(Data records)
▬▬▬▬▬▬▬▬▬▬
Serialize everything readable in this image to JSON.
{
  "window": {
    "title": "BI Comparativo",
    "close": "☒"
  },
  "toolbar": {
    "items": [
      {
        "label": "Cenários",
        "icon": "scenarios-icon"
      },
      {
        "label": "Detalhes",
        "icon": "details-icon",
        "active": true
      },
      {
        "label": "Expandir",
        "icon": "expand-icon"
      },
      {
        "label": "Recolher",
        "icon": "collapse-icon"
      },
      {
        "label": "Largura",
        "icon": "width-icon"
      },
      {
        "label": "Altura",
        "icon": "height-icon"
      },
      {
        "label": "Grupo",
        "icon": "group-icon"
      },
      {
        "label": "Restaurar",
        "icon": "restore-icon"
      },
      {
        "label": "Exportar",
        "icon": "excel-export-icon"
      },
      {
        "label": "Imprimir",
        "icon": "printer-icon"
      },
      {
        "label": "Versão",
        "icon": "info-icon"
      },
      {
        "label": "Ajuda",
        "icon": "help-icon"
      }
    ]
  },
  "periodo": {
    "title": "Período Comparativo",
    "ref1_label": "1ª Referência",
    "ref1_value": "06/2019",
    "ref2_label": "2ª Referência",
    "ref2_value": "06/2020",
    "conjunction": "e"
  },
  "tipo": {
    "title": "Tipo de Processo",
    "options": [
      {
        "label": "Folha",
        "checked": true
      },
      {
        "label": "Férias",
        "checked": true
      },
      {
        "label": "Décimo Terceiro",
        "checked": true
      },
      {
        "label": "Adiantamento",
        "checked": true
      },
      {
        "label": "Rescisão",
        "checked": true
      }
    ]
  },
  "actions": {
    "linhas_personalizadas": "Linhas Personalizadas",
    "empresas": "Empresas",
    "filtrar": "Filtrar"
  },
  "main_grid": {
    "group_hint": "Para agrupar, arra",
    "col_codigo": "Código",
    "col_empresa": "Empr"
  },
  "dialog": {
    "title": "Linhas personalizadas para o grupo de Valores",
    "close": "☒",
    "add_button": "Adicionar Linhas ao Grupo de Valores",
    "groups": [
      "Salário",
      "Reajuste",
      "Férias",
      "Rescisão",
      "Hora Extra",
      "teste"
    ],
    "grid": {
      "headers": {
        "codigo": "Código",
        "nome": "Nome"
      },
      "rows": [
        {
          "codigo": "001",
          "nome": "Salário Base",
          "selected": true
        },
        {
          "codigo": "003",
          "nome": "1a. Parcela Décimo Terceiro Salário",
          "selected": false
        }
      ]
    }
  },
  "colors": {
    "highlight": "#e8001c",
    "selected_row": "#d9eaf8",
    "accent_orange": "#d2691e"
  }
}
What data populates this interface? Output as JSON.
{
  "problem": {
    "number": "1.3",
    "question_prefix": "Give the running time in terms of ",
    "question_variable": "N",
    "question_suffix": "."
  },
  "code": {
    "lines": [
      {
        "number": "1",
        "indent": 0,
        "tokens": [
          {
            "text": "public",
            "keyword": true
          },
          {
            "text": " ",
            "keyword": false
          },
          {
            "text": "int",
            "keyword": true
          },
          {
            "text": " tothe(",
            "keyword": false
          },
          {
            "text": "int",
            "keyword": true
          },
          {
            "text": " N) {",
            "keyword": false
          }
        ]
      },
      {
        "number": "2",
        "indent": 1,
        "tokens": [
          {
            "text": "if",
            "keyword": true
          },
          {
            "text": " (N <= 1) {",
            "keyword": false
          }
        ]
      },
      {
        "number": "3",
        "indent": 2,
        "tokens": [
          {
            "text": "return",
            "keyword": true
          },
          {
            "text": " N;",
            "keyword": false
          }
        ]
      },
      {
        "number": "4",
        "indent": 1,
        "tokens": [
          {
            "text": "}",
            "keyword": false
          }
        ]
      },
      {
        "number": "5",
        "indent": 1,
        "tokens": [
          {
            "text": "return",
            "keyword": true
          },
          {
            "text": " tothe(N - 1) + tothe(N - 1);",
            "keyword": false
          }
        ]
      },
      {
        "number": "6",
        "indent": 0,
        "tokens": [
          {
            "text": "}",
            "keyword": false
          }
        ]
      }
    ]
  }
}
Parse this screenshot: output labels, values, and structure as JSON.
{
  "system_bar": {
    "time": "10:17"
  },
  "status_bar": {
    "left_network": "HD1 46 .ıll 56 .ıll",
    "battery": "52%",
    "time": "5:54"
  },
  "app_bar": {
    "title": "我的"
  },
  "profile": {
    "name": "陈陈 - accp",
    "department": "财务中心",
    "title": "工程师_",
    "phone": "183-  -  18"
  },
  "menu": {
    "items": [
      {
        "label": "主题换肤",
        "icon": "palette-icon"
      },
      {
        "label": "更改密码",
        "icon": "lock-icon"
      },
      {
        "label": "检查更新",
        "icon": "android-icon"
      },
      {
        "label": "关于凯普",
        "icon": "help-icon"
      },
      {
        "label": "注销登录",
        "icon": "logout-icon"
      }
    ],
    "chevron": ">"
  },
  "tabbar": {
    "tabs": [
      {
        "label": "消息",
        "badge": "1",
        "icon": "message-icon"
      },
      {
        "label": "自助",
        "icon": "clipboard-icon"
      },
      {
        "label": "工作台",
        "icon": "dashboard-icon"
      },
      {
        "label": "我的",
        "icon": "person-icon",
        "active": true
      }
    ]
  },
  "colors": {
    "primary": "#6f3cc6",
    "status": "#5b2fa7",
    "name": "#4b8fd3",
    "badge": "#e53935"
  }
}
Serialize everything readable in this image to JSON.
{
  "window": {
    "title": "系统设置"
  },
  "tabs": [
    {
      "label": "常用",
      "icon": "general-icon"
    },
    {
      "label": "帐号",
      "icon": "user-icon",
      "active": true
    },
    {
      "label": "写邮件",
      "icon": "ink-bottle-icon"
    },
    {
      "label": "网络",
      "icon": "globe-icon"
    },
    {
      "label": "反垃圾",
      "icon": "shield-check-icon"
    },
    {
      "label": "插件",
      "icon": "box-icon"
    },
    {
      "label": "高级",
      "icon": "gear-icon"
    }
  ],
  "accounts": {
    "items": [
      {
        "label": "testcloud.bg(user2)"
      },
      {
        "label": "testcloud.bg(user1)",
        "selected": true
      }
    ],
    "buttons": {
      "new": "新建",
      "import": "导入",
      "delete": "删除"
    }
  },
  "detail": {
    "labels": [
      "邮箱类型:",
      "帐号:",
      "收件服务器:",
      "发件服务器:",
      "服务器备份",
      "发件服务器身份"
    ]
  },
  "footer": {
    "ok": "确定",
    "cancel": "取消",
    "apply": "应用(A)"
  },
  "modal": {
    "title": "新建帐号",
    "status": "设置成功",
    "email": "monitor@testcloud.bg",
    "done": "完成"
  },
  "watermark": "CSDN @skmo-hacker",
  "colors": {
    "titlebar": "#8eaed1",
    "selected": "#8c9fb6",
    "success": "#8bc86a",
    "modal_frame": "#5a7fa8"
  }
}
▬▬▬▬▬▬▬▬▬▬
Short task
Could you transcribe the records in full, exactly?

Exercise response
Serialize everything readable in this image to JSON.
{
  "window": {
    "title": "BI Comparativo",
    "close": "☒"
  },
  "toolbar": {
    "items": [
      {
        "label": "Cenários",
        "icon": "scenarios-icon"
      },
      {
        "label": "Detalhes",
        "icon": "details-icon",
        "active": true
      },
      {
        "label": "Expandir",
        "icon": "expand-icon"
      },
      {
        "label": "Recolher",
        "icon": "collapse-icon"
      },
      {
        "label": "Largura",
        "icon": "width-icon"
      },
      {
        "label": "Altura",
        "icon": "height-icon"
      },
      {
        "label": "Grupo",
        "icon": "group-icon"
      },
      {
        "label": "Restaurar",
        "icon": "restore-icon"
      },
      {
        "label": "Exportar",
        "icon": "excel-export-icon"
      },
      {
        "label": "Imprimir",
        "icon": "printer-icon"
      },
      {
        "label": "Versão",
        "icon": "info-icon"
      },
      {
        "label": "Ajuda",
        "icon": "help-icon"
      }
    ]
  },
  "periodo": {
    "title": "Período Comparativo",
    "ref1_label": "1ª Referência",
    "ref1_value": "06/2019",
    "ref2_label": "2ª Referência",
    "ref2_value": "06/2020",
    "conjunction": "e"
  },
  "tipo": {
    "title": "Tipo de Processo",
    "options": [
      {
        "label": "Folha",
        "checked": true
      },
      {
        "label": "Férias",
        "checked": true
      },
      {
        "label": "Décimo Terceiro",
        "checked": true
      },
      {
        "label": "Adiantamento",
        "checked": true
      },
      {
        "label": "Rescisão",
        "checked": true
      }
    ]
  },
  "actions": {
    "linhas_personalizadas": "Linhas Personalizadas",
    "empresas": "Empresas",
    "filtrar": "Filtrar"
  },
  "main_grid": {
    "group_hint": "Para agrupar, arra",
    "col_codigo": "Código",
    "col_empresa": "Empr"
  },
  "dialog": {
    "title": "Linhas personalizadas para o grupo de Valores",
    "close": "☒",
    "add_button": "Adicionar Linhas ao Grupo de Valores",
    "groups": [
      "Salário",
      "Reajuste",
      "Férias",
      "Rescisão",
      "Hora Extra",
      "teste"
    ],
    "grid": {
      "headers": {
        "codigo": "Código",
        "nome": "Nome"
      },
      "rows": [
        {
          "codigo": "001",
          "nome": "Salário Base",
          "selected": true
        },
        {
          "codigo": "003",
          "nome": "1a. Parcela Décimo Terceiro Salário",
          "selected": false
        }
      ]
    }
  },
  "colors": {
    "highlight": "#e8001c",
    "selected_row": "#d9eaf8",
    "accent_orange": "#d2691e"
  }
}
What data populates this interface? Output as JSON.
{
  "problem": {
    "number": "1.3",
    "question_prefix": "Give the running time in terms of ",
    "question_variable": "N",
    "question_suffix": "."
  },
  "code": {
    "lines": [
      {
        "number": "1",
        "indent": 0,
        "tokens": [
          {
            "text": "public",
            "keyword": true
          },
          {
            "text": " ",
            "keyword": false
          },
          {
            "text": "int",
            "keyword": true
          },
          {
            "text": " tothe(",
            "keyword": false
          },
          {
            "text": "int",
            "keyword": true
          },
          {
            "text": " N) {",
            "keyword": false
          }
        ]
      },
      {
        "number": "2",
        "indent": 1,
        "tokens": [
          {
            "text": "if",
            "keyword": true
          },
          {
            "text": " (N <= 1) {",
            "keyword": false
          }
        ]
      },
      {
        "number": "3",
        "indent": 2,
        "tokens": [
          {
            "text": "return",
            "keyword": true
          },
          {
            "text": " N;",
            "keyword": false
          }
        ]
      },
      {
        "number": "4",
        "indent": 1,
        "tokens": [
          {
            "text": "}",
            "keyword": false
          }
        ]
      },
      {
        "number": "5",
        "indent": 1,
        "tokens": [
          {
            "text": "return",
            "keyword": true
          },
          {
            "text": " tothe(N - 1) + tothe(N - 1);",
            "keyword": false
          }
        ]
      },
      {
        "number": "6",
        "indent": 0,
        "tokens": [
          {
            "text": "}",
            "keyword": false
          }
        ]
      }
    ]
  }
}
Parse this screenshot: output labels, values, and structure as JSON.
{
  "system_bar": {
    "time": "10:17"
  },
  "status_bar": {
    "left_network": "HD1 46 .ıll 56 .ıll",
    "battery": "52%",
    "time": "5:54"
  },
  "app_bar": {
    "title": "我的"
  },
  "profile": {
    "name": "陈陈 - accp",
    "department": "财务中心",
    "title": "工程师_",
    "phone": "183-  -  18"
  },
  "menu": {
    "items": [
      {
        "label": "主题换肤",
        "icon": "palette-icon"
      },
      {
        "label": "更改密码",
        "icon": "lock-icon"
      },
      {
        "label": "检查更新",
        "icon": "android-icon"
      },
      {
        "label": "关于凯普",
        "icon": "help-icon"
      },
      {
        "label": "注销登录",
        "icon": "logout-icon"
      }
    ],
    "chevron": ">"
  },
  "tabbar": {
    "tabs": [
      {
        "label": "消息",
        "badge": "1",
        "icon": "message-icon"
      },
      {
        "label": "自助",
        "icon": "clipboard-icon"
      },
      {
        "label": "工作台",
        "icon": "dashboard-icon"
      },
      {
        "label": "我的",
        "icon": "person-icon",
        "active": true
      }
    ]
  },
  "colors": {
    "primary": "#6f3cc6",
    "status": "#5b2fa7",
    "name": "#4b8fd3",
    "badge": "#e53935"
  }
}
Serialize everything readable in this image to JSON.
{
  "window": {
    "title": "系统设置"
  },
  "tabs": [
    {
      "label": "常用",
      "icon": "general-icon"
    },
    {
      "label": "帐号",
      "icon": "user-icon",
      "active": true
    },
    {
      "label": "写邮件",
      "icon": "ink-bottle-icon"
    },
    {
      "label": "网络",
      "icon": "globe-icon"
    },
    {
      "label": "反垃圾",
      "icon": "shield-check-icon"
    },
    {
      "label": "插件",
      "icon": "box-icon"
    },
    {
      "label": "高级",
      "icon": "gear-icon"
    }
  ],
  "accounts": {
    "items": [
      {
        "label": "testcloud.bg(user2)"
      },
      {
        "label": "testcloud.bg(user1)",
        "selected": true
      }
    ],
    "buttons": {
      "new": "新建",
      "import": "导入",
      "delete": "删除"
    }
  },
  "detail": {
    "labels": [
      "邮箱类型:",
      "帐号:",
      "收件服务器:",
      "发件服务器:",
      "服务器备份",
      "发件服务器身份"
    ]
  },
  "footer": {
    "ok": "确定",
    "cancel": "取消",
    "apply": "应用(A)"
  },
  "modal": {
    "title": "新建帐号",
    "status": "设置成功",
    "email": "monitor@testcloud.bg",
    "done": "完成"
  },
  "watermark": "CSDN @skmo-hacker",
  "colors": {
    "titlebar": "#8eaed1",
    "selected": "#8c9fb6",
    "success": "#8bc86a",
    "modal_frame": "#5a7fa8"
  }
}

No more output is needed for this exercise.